→ **DESCRIPTION OF THE TASK**:
Using the data below, copy each line that includes the word "value".

→ **Records from a collection of figures**:
+---+

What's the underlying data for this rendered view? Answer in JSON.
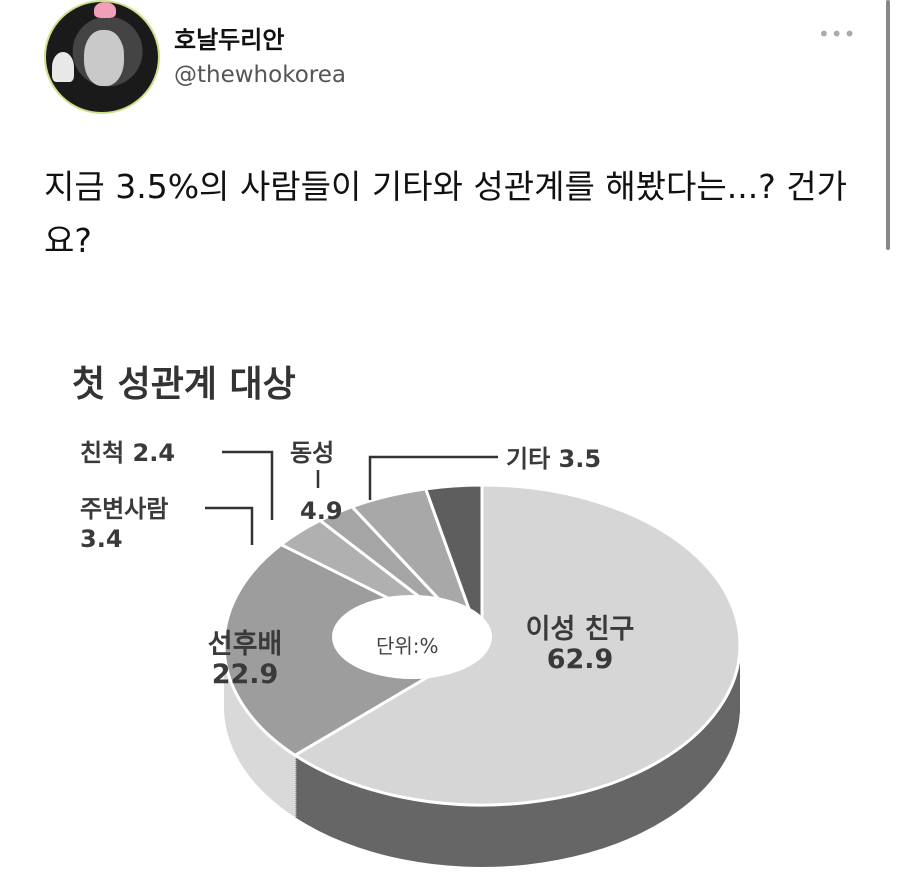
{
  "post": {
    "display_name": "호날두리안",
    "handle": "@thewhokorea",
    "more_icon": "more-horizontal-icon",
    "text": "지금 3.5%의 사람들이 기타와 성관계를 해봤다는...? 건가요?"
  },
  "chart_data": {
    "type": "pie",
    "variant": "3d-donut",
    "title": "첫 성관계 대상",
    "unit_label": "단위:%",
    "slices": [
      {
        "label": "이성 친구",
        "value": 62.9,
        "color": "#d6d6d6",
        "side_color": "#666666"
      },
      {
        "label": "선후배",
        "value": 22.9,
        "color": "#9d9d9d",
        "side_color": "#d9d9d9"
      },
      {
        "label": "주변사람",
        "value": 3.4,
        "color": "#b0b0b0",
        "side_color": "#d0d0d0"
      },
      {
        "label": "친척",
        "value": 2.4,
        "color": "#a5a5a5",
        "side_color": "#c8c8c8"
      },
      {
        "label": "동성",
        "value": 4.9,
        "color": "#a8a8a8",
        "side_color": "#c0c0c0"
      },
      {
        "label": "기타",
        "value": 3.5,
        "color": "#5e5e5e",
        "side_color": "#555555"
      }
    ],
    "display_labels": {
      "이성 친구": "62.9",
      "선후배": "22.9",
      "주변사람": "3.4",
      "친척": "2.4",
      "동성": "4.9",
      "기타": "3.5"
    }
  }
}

+---+

→ **RESPONSE TO THE EXERCISE**:
        "value": 62.9,
        "value": 22.9,
        "value": 3.4,
        "value": 2.4,
        "value": 4.9,
        "value": 3.5,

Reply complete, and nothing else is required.